__Data entries__.
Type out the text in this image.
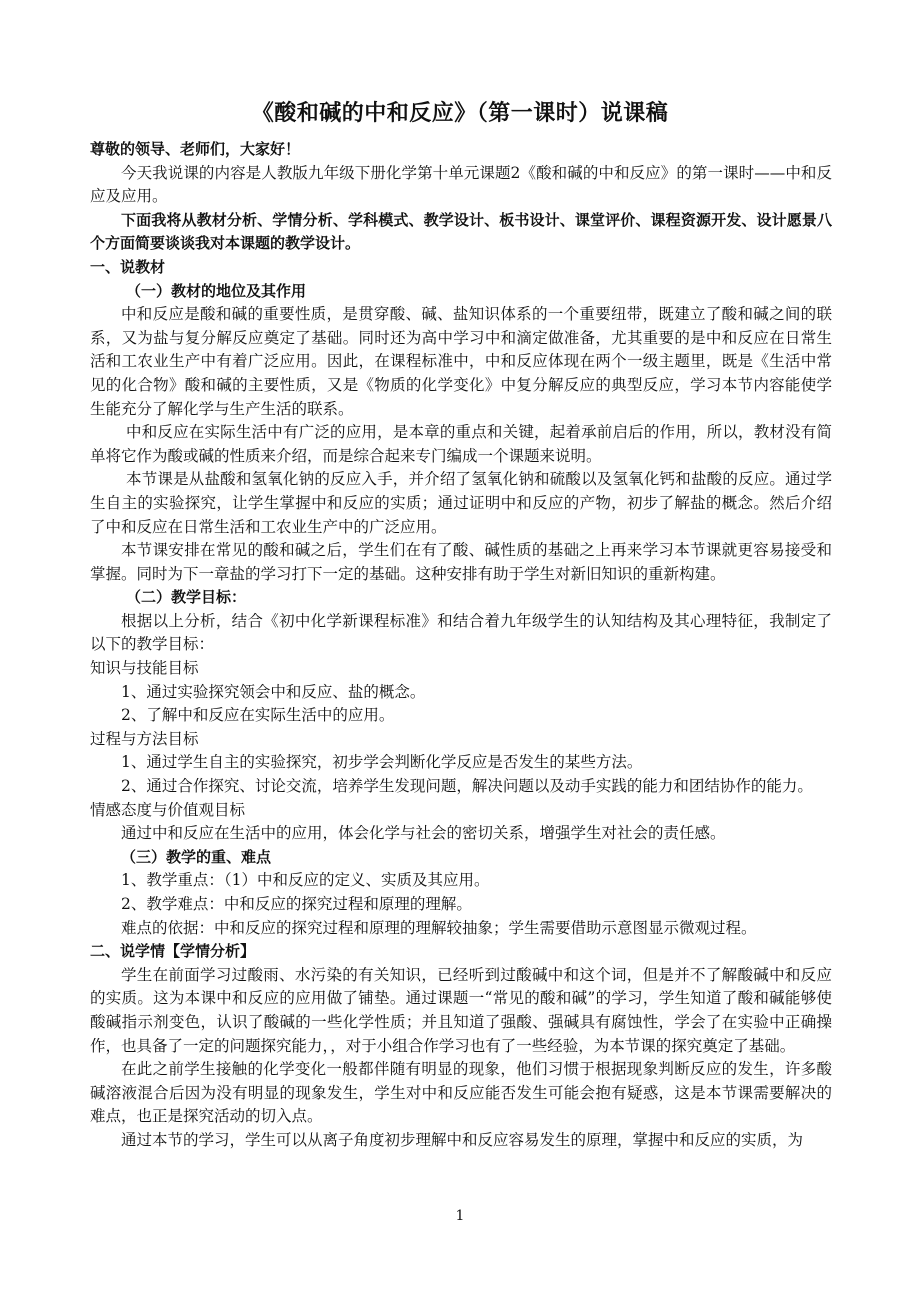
《酸和碱的中和反应》（第一课时）说课稿

尊敬的领导、老师们，大家好！

今天我说课的内容是人教版九年级下册化学第十单元课题2《酸和碱的中和反应》的第一课时——中和反应及应用。

下面我将从教材分析、学情分析、学科模式、教学设计、板书设计、课堂评价、课程资源开发、设计愿景八个方面简要谈谈我对本课题的教学设计。

一、说教材

（一）教材的地位及其作用

中和反应是酸和碱的重要性质，是贯穿酸、碱、盐知识体系的一个重要纽带，既建立了酸和碱之间的联系，又为盐与复分解反应奠定了基础。同时还为高中学习中和滴定做准备，尤其重要的是中和反应在日常生活和工农业生产中有着广泛应用。因此，在课程标准中，中和反应体现在两个一级主题里，既是《生活中常见的化合物》酸和碱的主要性质，又是《物质的化学变化》中复分解反应的典型反应，学习本节内容能使学生能充分了解化学与生产生活的联系。

中和反应在实际生活中有广泛的应用，是本章的重点和关键，起着承前启后的作用，所以，教材没有简单将它作为酸或碱的性质来介绍，而是综合起来专门编成一个课题来说明。

本节课是从盐酸和氢氧化钠的反应入手，并介绍了氢氧化钠和硫酸以及氢氧化钙和盐酸的反应。通过学生自主的实验探究，让学生掌握中和反应的实质；通过证明中和反应的产物，初步了解盐的概念。然后介绍了中和反应在日常生活和工农业生产中的广泛应用。

本节课安排在常见的酸和碱之后，学生们在有了酸、碱性质的基础之上再来学习本节课就更容易接受和掌握。同时为下一章盐的学习打下一定的基础。这种安排有助于学生对新旧知识的重新构建。

（二）教学目标：

根据以上分析，结合《初中化学新课程标准》和结合着九年级学生的认知结构及其心理特征，我制定了以下的教学目标：

知识与技能目标

1、通过实验探究领会中和反应、盐的概念。

2、了解中和反应在实际生活中的应用。

过程与方法目标

1、通过学生自主的实验探究，初步学会判断化学反应是否发生的某些方法。

2、通过合作探究、讨论交流，培养学生发现问题，解决问题以及动手实践的能力和团结协作的能力。

情感态度与价值观目标

通过中和反应在生活中的应用，体会化学与社会的密切关系，增强学生对社会的责任感。

（三）教学的重、难点

1、教学重点：（1）中和反应的定义、实质及其应用。

2、教学难点：中和反应的探究过程和原理的理解。

难点的依据：中和反应的探究过程和原理的理解较抽象；学生需要借助示意图显示微观过程。

二、说学情【学情分析】

学生在前面学习过酸雨、水污染的有关知识，已经听到过酸碱中和这个词，但是并不了解酸碱中和反应的实质。这为本课中和反应的应用做了铺垫。通过课题一“常见的酸和碱”的学习，学生知道了酸和碱能够使酸碱指示剂变色，认识了酸碱的一些化学性质；并且知道了强酸、强碱具有腐蚀性，学会了在实验中正确操作，也具备了一定的问题探究能力，，对于小组合作学习也有了一些经验，为本节课的探究奠定了基础。

在此之前学生接触的化学变化一般都伴随有明显的现象，他们习惯于根据现象判断反应的发生，许多酸碱溶液混合后因为没有明显的现象发生，学生对中和反应能否发生可能会抱有疑惑，这是本节课需要解决的难点，也正是探究活动的切入点。

通过本节的学习，学生可以从离子角度初步理解中和反应容易发生的原理，掌握中和反应的实质，为

1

__WHAT THE TASK ASKS__. The pictures in the entries should be left out; output everything else exactly.

__SOLVED PROBLEM__.
Type out the text in this image.
《酸和碱的中和反应》（第一课时）说课稿

尊敬的领导、老师们，大家好！

今天我说课的内容是人教版九年级下册化学第十单元课题2《酸和碱的中和反应》的第一课时——中和反应及应用。

下面我将从教材分析、学情分析、学科模式、教学设计、板书设计、课堂评价、课程资源开发、设计愿景八个方面简要谈谈我对本课题的教学设计。

一、说教材

（一）教材的地位及其作用

中和反应是酸和碱的重要性质，是贯穿酸、碱、盐知识体系的一个重要纽带，既建立了酸和碱之间的联系，又为盐与复分解反应奠定了基础。同时还为高中学习中和滴定做准备，尤其重要的是中和反应在日常生活和工农业生产中有着广泛应用。因此，在课程标准中，中和反应体现在两个一级主题里，既是《生活中常见的化合物》酸和碱的主要性质，又是《物质的化学变化》中复分解反应的典型反应，学习本节内容能使学生能充分了解化学与生产生活的联系。

中和反应在实际生活中有广泛的应用，是本章的重点和关键，起着承前启后的作用，所以，教材没有简单将它作为酸或碱的性质来介绍，而是综合起来专门编成一个课题来说明。

本节课是从盐酸和氢氧化钠的反应入手，并介绍了氢氧化钠和硫酸以及氢氧化钙和盐酸的反应。通过学生自主的实验探究，让学生掌握中和反应的实质；通过证明中和反应的产物，初步了解盐的概念。然后介绍了中和反应在日常生活和工农业生产中的广泛应用。

本节课安排在常见的酸和碱之后，学生们在有了酸、碱性质的基础之上再来学习本节课就更容易接受和掌握。同时为下一章盐的学习打下一定的基础。这种安排有助于学生对新旧知识的重新构建。

（二）教学目标：

根据以上分析，结合《初中化学新课程标准》和结合着九年级学生的认知结构及其心理特征，我制定了以下的教学目标：

知识与技能目标

1、通过实验探究领会中和反应、盐的概念。

2、了解中和反应在实际生活中的应用。

过程与方法目标

1、通过学生自主的实验探究，初步学会判断化学反应是否发生的某些方法。

2、通过合作探究、讨论交流，培养学生发现问题，解决问题以及动手实践的能力和团结协作的能力。

情感态度与价值观目标

通过中和反应在生活中的应用，体会化学与社会的密切关系，增强学生对社会的责任感。

（三）教学的重、难点

1、教学重点：（1）中和反应的定义、实质及其应用。

2、教学难点：中和反应的探究过程和原理的理解。

难点的依据：中和反应的探究过程和原理的理解较抽象；学生需要借助示意图显示微观过程。

二、说学情【学情分析】

学生在前面学习过酸雨、水污染的有关知识，已经听到过酸碱中和这个词，但是并不了解酸碱中和反应的实质。这为本课中和反应的应用做了铺垫。通过课题一“常见的酸和碱”的学习，学生知道了酸和碱能够使酸碱指示剂变色，认识了酸碱的一些化学性质；并且知道了强酸、强碱具有腐蚀性，学会了在实验中正确操作，也具备了一定的问题探究能力，，对于小组合作学习也有了一些经验，为本节课的探究奠定了基础。

在此之前学生接触的化学变化一般都伴随有明显的现象，他们习惯于根据现象判断反应的发生，许多酸碱溶液混合后因为没有明显的现象发生，学生对中和反应能否发生可能会抱有疑惑，这是本节课需要解决的难点，也正是探究活动的切入点。

通过本节的学习，学生可以从离子角度初步理解中和反应容易发生的原理，掌握中和反应的实质，为

1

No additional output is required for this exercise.